== Stated task ==
Without the pictures, print each of the records below exactly as it appears.
[Start of The data]
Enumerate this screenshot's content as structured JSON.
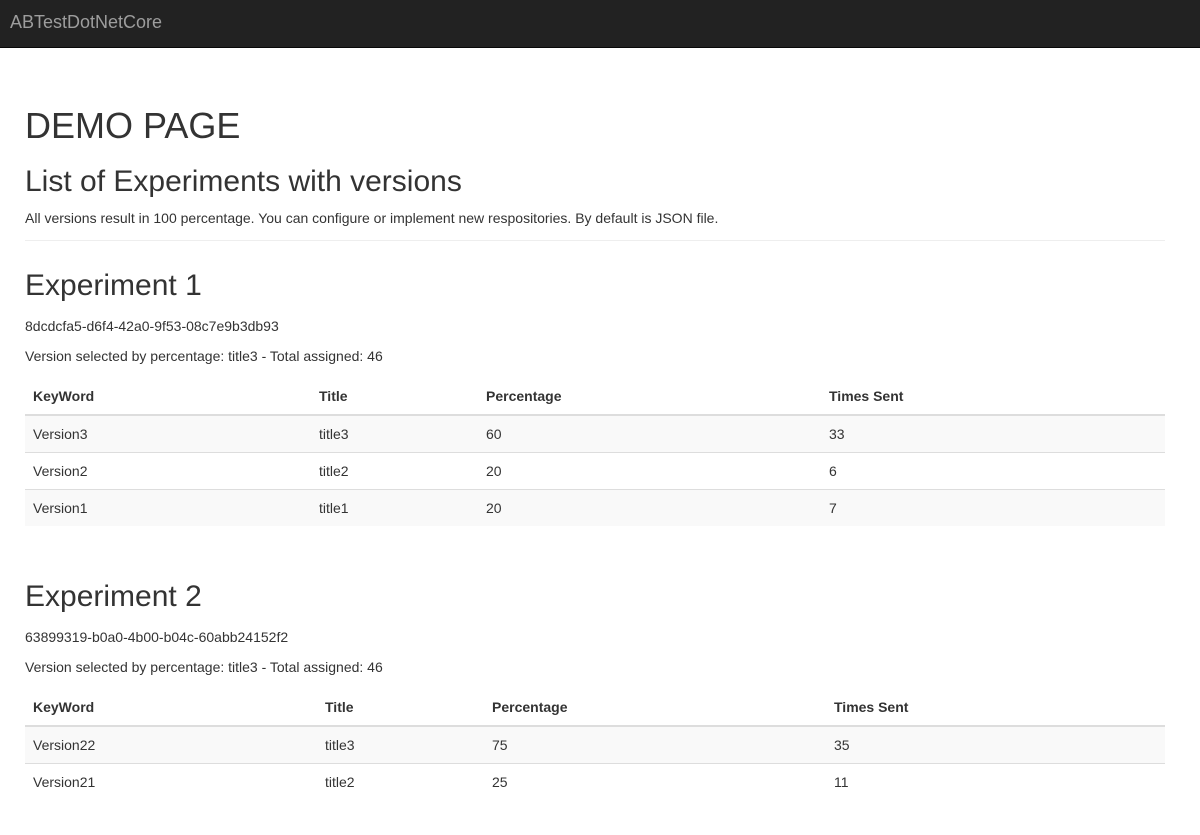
{
  "navbar": {
    "brand": "ABTestDotNetCore"
  },
  "page": {
    "title": "DEMO PAGE",
    "subtitle": "List of Experiments with versions",
    "intro": "All versions result in 100 percentage. You can configure or implement new respositories. By default is JSON file."
  },
  "table_headers": [
    "KeyWord",
    "Title",
    "Percentage",
    "Times Sent"
  ],
  "experiments": [
    {
      "name": "Experiment 1",
      "guid": "8dcdcfa5-d6f4-42a0-9f53-08c7e9b3db93",
      "selected": "Version selected by percentage: title3 - Total assigned: 46",
      "rows": [
        [
          "Version3",
          "title3",
          "60",
          "33"
        ],
        [
          "Version2",
          "title2",
          "20",
          "6"
        ],
        [
          "Version1",
          "title1",
          "20",
          "7"
        ]
      ]
    },
    {
      "name": "Experiment 2",
      "guid": "63899319-b0a0-4b00-b04c-60abb24152f2",
      "selected": "Version selected by percentage: title3 - Total assigned: 46",
      "rows": [
        [
          "Version22",
          "title3",
          "75",
          "35"
        ],
        [
          "Version21",
          "title2",
          "25",
          "11"
        ]
      ]
    }
  ]
}
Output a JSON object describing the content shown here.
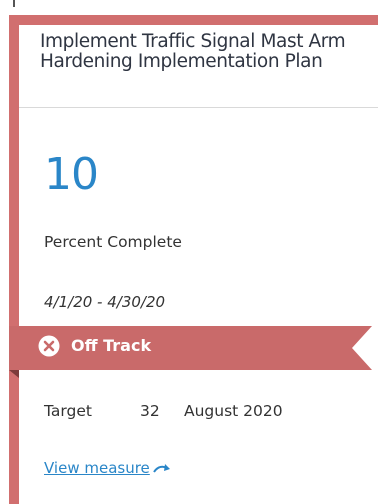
{
  "card": {
    "title": "Implement Traffic Signal Mast Arm Hardening Implementation Plan",
    "value": "10",
    "metric_label": "Percent Complete",
    "date_range": "4/1/20 - 4/30/20",
    "status": {
      "label": "Off Track",
      "icon": "x-circle-icon",
      "color": "#c96a6a"
    },
    "target": {
      "label": "Target",
      "value": "32",
      "date": "August 2020"
    },
    "link": {
      "label": "View measure",
      "icon": "arrow-right-icon"
    }
  },
  "colors": {
    "accent": "#d16f6f",
    "value": "#2a86c8",
    "link": "#2a86c8"
  }
}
[End of The data]
== Solved problem ==
Enumerate this screenshot's content as structured JSON.
{
  "navbar": {
    "brand": "ABTestDotNetCore"
  },
  "page": {
    "title": "DEMO PAGE",
    "subtitle": "List of Experiments with versions",
    "intro": "All versions result in 100 percentage. You can configure or implement new respositories. By default is JSON file."
  },
  "table_headers": [
    "KeyWord",
    "Title",
    "Percentage",
    "Times Sent"
  ],
  "experiments": [
    {
      "name": "Experiment 1",
      "guid": "8dcdcfa5-d6f4-42a0-9f53-08c7e9b3db93",
      "selected": "Version selected by percentage: title3 - Total assigned: 46",
      "rows": [
        [
          "Version3",
          "title3",
          "60",
          "33"
        ],
        [
          "Version2",
          "title2",
          "20",
          "6"
        ],
        [
          "Version1",
          "title1",
          "20",
          "7"
        ]
      ]
    },
    {
      "name": "Experiment 2",
      "guid": "63899319-b0a0-4b00-b04c-60abb24152f2",
      "selected": "Version selected by percentage: title3 - Total assigned: 46",
      "rows": [
        [
          "Version22",
          "title3",
          "75",
          "35"
        ],
        [
          "Version21",
          "title2",
          "25",
          "11"
        ]
      ]
    }
  ]
}
Output a JSON object describing the content shown here.
{
  "card": {
    "title": "Implement Traffic Signal Mast Arm Hardening Implementation Plan",
    "value": "10",
    "metric_label": "Percent Complete",
    "date_range": "4/1/20 - 4/30/20",
    "status": {
      "label": "Off Track",
      "icon": "x-circle-icon",
      "color": "#c96a6a"
    },
    "target": {
      "label": "Target",
      "value": "32",
      "date": "August 2020"
    },
    "link": {
      "label": "View measure",
      "icon": "arrow-right-icon"
    }
  },
  "colors": {
    "accent": "#d16f6f",
    "value": "#2a86c8",
    "link": "#2a86c8"
  }
}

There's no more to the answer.